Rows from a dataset
........

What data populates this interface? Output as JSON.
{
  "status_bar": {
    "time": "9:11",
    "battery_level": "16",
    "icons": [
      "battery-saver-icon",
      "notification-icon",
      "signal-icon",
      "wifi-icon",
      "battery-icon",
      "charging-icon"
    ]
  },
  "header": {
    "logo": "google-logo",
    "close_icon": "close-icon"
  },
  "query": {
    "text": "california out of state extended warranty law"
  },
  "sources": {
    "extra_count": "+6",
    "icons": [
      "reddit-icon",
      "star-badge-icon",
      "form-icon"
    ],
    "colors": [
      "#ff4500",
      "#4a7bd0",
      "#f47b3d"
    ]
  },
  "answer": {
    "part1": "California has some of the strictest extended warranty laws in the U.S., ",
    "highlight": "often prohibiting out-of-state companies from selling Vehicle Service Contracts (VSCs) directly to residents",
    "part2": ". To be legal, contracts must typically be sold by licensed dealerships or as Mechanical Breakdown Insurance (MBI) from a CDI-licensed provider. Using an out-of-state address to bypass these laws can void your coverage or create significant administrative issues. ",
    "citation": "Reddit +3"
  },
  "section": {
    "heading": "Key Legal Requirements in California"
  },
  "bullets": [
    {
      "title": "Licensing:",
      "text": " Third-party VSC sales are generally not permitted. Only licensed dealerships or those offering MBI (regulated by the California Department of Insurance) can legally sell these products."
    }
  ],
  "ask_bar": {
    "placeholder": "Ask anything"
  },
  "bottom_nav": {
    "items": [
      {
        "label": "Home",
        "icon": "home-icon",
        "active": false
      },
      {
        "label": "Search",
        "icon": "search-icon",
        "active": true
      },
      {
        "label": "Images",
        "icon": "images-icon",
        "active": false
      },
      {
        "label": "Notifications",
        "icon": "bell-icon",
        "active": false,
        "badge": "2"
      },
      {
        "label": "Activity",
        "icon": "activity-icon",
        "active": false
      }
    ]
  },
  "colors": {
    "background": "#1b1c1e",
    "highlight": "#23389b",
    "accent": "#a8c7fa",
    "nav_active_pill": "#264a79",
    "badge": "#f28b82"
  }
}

........

Work to do
Copy each line of the data that contains the word "dealerships".

Answer to this exercise
    "part2": ". To be legal, contracts must typically be sold by licensed dealerships or as Mechanical Breakdown Insurance (MBI) from a CDI-licensed provider. Using an out-of-state address to bypass these laws can void your coverage or create significant administrative issues. ",
      "text": " Third-party VSC sales are generally not permitted. Only licensed dealerships or those offering MBI (regulated by the California Department of Insurance) can legally sell these products."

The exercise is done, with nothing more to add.